> Description of the task
Return the listing below unchanged, minus its pictures.

___

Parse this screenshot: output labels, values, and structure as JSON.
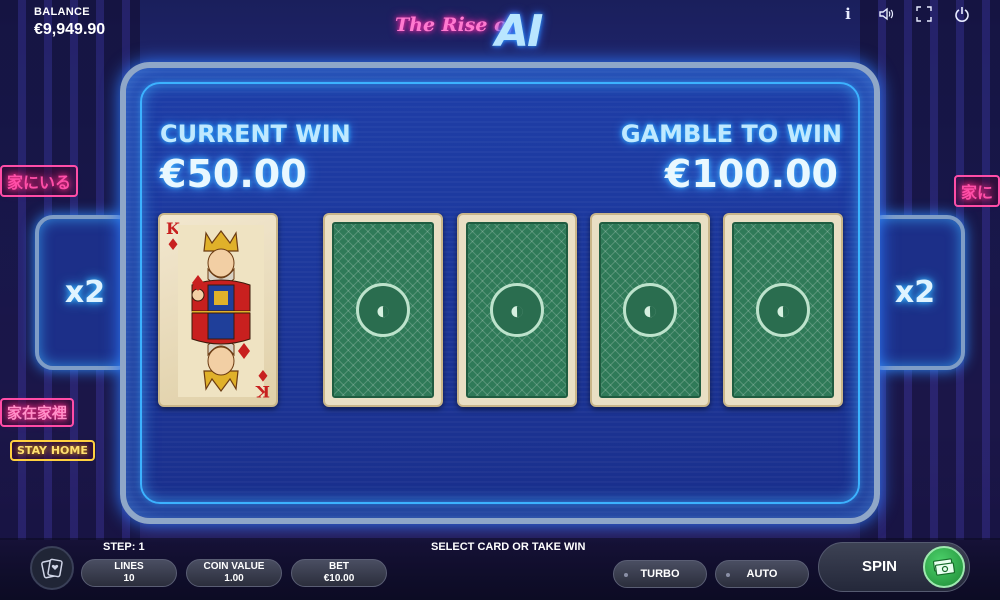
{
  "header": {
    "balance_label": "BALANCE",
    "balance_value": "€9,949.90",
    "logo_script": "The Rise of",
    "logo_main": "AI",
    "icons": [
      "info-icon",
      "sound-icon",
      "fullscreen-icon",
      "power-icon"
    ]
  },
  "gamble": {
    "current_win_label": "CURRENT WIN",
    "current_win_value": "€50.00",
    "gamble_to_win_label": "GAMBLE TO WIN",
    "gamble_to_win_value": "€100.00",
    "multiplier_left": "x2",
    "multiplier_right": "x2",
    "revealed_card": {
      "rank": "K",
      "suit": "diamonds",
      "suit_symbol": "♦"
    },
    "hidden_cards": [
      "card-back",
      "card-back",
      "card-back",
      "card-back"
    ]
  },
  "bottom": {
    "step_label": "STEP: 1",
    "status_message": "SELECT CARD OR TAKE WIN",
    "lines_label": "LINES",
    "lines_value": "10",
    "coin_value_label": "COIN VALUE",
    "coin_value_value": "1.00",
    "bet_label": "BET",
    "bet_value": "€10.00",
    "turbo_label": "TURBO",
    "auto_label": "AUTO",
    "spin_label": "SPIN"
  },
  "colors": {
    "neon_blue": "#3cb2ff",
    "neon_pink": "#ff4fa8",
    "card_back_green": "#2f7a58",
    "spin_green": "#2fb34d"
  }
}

___

> Problem solution
Parse this screenshot: output labels, values, and structure as JSON.
{
  "header": {
    "balance_label": "BALANCE",
    "balance_value": "€9,949.90",
    "logo_script": "The Rise of",
    "logo_main": "AI",
    "icons": [
      "info-icon",
      "sound-icon",
      "fullscreen-icon",
      "power-icon"
    ]
  },
  "gamble": {
    "current_win_label": "CURRENT WIN",
    "current_win_value": "€50.00",
    "gamble_to_win_label": "GAMBLE TO WIN",
    "gamble_to_win_value": "€100.00",
    "multiplier_left": "x2",
    "multiplier_right": "x2",
    "revealed_card": {
      "rank": "K",
      "suit": "diamonds",
      "suit_symbol": "♦"
    },
    "hidden_cards": [
      "card-back",
      "card-back",
      "card-back",
      "card-back"
    ]
  },
  "bottom": {
    "step_label": "STEP: 1",
    "status_message": "SELECT CARD OR TAKE WIN",
    "lines_label": "LINES",
    "lines_value": "10",
    "coin_value_label": "COIN VALUE",
    "coin_value_value": "1.00",
    "bet_label": "BET",
    "bet_value": "€10.00",
    "turbo_label": "TURBO",
    "auto_label": "AUTO",
    "spin_label": "SPIN"
  },
  "colors": {
    "neon_blue": "#3cb2ff",
    "neon_pink": "#ff4fa8",
    "card_back_green": "#2f7a58",
    "spin_green": "#2fb34d"
  }
}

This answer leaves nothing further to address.